Your objective
Would you transcribe the whole listing exactly, minus its pictures?
### Data shown ###
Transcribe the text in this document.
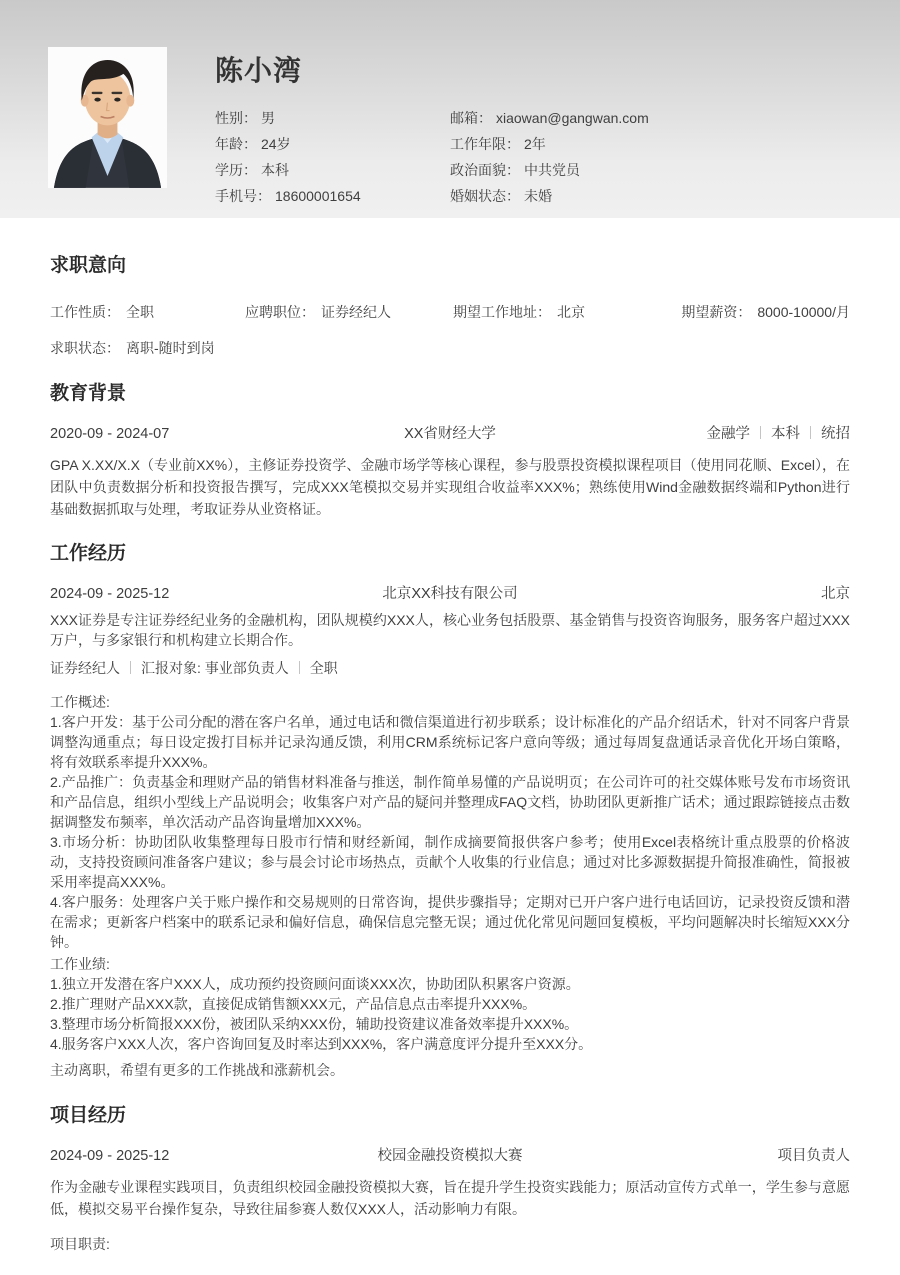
陈小湾
性别： 男
年龄： 24岁
学历： 本科
手机号： 18600001654
邮箱： xiaowan@gangwan.com
工作年限： 2年
政治面貌： 中共党员
婚姻状态： 未婚
求职意向
工作性质： 全职	应聘职位： 证券经纪人	期望工作地址： 北京	期望薪资： 8000-10000/月
求职状态： 离职-随时到岗
教育背景
2020-09 - 2024-07	XX省财经大学	金融学 本科 统招
GPA X.XX/X.X（专业前XX%），主修证券投资学、金融市场学等核心课程，参与股票投资模拟课程项目（使用同花顺、Excel），在团队中负责数据分析和投资报告撰写，完成XXX笔模拟交易并实现组合收益率XXX%；熟练使用Wind金融数据终端和Python进行基础数据抓取与处理，考取证券从业资格证。
工作经历
2024-09 - 2025-12	北京XX科技有限公司	北京
XXX证券是专注证券经纪业务的金融机构，团队规模约XXX人，核心业务包括股票、基金销售与投资咨询服务，服务客户超过XXX万户，与多家银行和机构建立长期合作。
证券经纪人 汇报对象: 事业部负责人 全职
工作概述:
1.客户开发：基于公司分配的潜在客户名单，通过电话和微信渠道进行初步联系；设计标准化的产品介绍话术，针对不同客户背景调整沟通重点；每日设定拨打目标并记录沟通反馈，利用CRM系统标记客户意向等级；通过每周复盘通话录音优化开场白策略，将有效联系率提升XXX%。
2.产品推广：负责基金和理财产品的销售材料准备与推送，制作简单易懂的产品说明页；在公司许可的社交媒体账号发布市场资讯和产品信息，组织小型线上产品说明会；收集客户对产品的疑问并整理成FAQ文档，协助团队更新推广话术；通过跟踪链接点击数据调整发布频率，单次活动产品咨询量增加XXX%。
3.市场分析：协助团队收集整理每日股市行情和财经新闻，制作成摘要简报供客户参考；使用Excel表格统计重点股票的价格波动，支持投资顾问准备客户建议；参与晨会讨论市场热点，贡献个人收集的行业信息；通过对比多源数据提升简报准确性，简报被采用率提高XXX%。
4.客户服务：处理客户关于账户操作和交易规则的日常咨询，提供步骤指导；定期对已开户客户进行电话回访，记录投资反馈和潜在需求；更新客户档案中的联系记录和偏好信息，确保信息完整无误；通过优化常见问题回复模板，平均问题解决时长缩短XXX分钟。
工作业绩:
1.独立开发潜在客户XXX人，成功预约投资顾问面谈XXX次，协助团队积累客户资源。
2.推广理财产品XXX款，直接促成销售额XXX元，产品信息点击率提升XXX%。
3.整理市场分析简报XXX份，被团队采纳XXX份，辅助投资建议准备效率提升XXX%。
4.服务客户XXX人次，客户咨询回复及时率达到XXX%，客户满意度评分提升至XXX分。
主动离职，希望有更多的工作挑战和涨薪机会。
项目经历
2024-09 - 2025-12	校园金融投资模拟大赛	项目负责人
作为金融专业课程实践项目，负责组织校园金融投资模拟大赛，旨在提升学生投资实践能力；原活动宣传方式单一，学生参与意愿低，模拟交易平台操作复杂，导致往届参赛人数仅XXX人，活动影响力有限。
项目职责:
###
Solution to this problem
Transcribe the text in this document.
陈小湾
性别： 男
年龄： 24岁
学历： 本科
手机号： 18600001654
邮箱： xiaowan@gangwan.com
工作年限： 2年
政治面貌： 中共党员
婚姻状态： 未婚
求职意向
工作性质： 全职	应聘职位： 证券经纪人	期望工作地址： 北京	期望薪资： 8000-10000/月
求职状态： 离职-随时到岗
教育背景
2020-09 - 2024-07	XX省财经大学	金融学 本科 统招
GPA X.XX/X.X（专业前XX%），主修证券投资学、金融市场学等核心课程，参与股票投资模拟课程项目（使用同花顺、Excel），在团队中负责数据分析和投资报告撰写，完成XXX笔模拟交易并实现组合收益率XXX%；熟练使用Wind金融数据终端和Python进行基础数据抓取与处理，考取证券从业资格证。
工作经历
2024-09 - 2025-12	北京XX科技有限公司	北京
XXX证券是专注证券经纪业务的金融机构，团队规模约XXX人，核心业务包括股票、基金销售与投资咨询服务，服务客户超过XXX万户，与多家银行和机构建立长期合作。
证券经纪人 汇报对象: 事业部负责人 全职
工作概述:
1.客户开发：基于公司分配的潜在客户名单，通过电话和微信渠道进行初步联系；设计标准化的产品介绍话术，针对不同客户背景调整沟通重点；每日设定拨打目标并记录沟通反馈，利用CRM系统标记客户意向等级；通过每周复盘通话录音优化开场白策略，将有效联系率提升XXX%。
2.产品推广：负责基金和理财产品的销售材料准备与推送，制作简单易懂的产品说明页；在公司许可的社交媒体账号发布市场资讯和产品信息，组织小型线上产品说明会；收集客户对产品的疑问并整理成FAQ文档，协助团队更新推广话术；通过跟踪链接点击数据调整发布频率，单次活动产品咨询量增加XXX%。
3.市场分析：协助团队收集整理每日股市行情和财经新闻，制作成摘要简报供客户参考；使用Excel表格统计重点股票的价格波动，支持投资顾问准备客户建议；参与晨会讨论市场热点，贡献个人收集的行业信息；通过对比多源数据提升简报准确性，简报被采用率提高XXX%。
4.客户服务：处理客户关于账户操作和交易规则的日常咨询，提供步骤指导；定期对已开户客户进行电话回访，记录投资反馈和潜在需求；更新客户档案中的联系记录和偏好信息，确保信息完整无误；通过优化常见问题回复模板，平均问题解决时长缩短XXX分钟。
工作业绩:
1.独立开发潜在客户XXX人，成功预约投资顾问面谈XXX次，协助团队积累客户资源。
2.推广理财产品XXX款，直接促成销售额XXX元，产品信息点击率提升XXX%。
3.整理市场分析简报XXX份，被团队采纳XXX份，辅助投资建议准备效率提升XXX%。
4.服务客户XXX人次，客户咨询回复及时率达到XXX%，客户满意度评分提升至XXX分。
主动离职，希望有更多的工作挑战和涨薪机会。
项目经历
2024-09 - 2025-12	校园金融投资模拟大赛	项目负责人
作为金融专业课程实践项目，负责组织校园金融投资模拟大赛，旨在提升学生投资实践能力；原活动宣传方式单一，学生参与意愿低，模拟交易平台操作复杂，导致往届参赛人数仅XXX人，活动影响力有限。
项目职责:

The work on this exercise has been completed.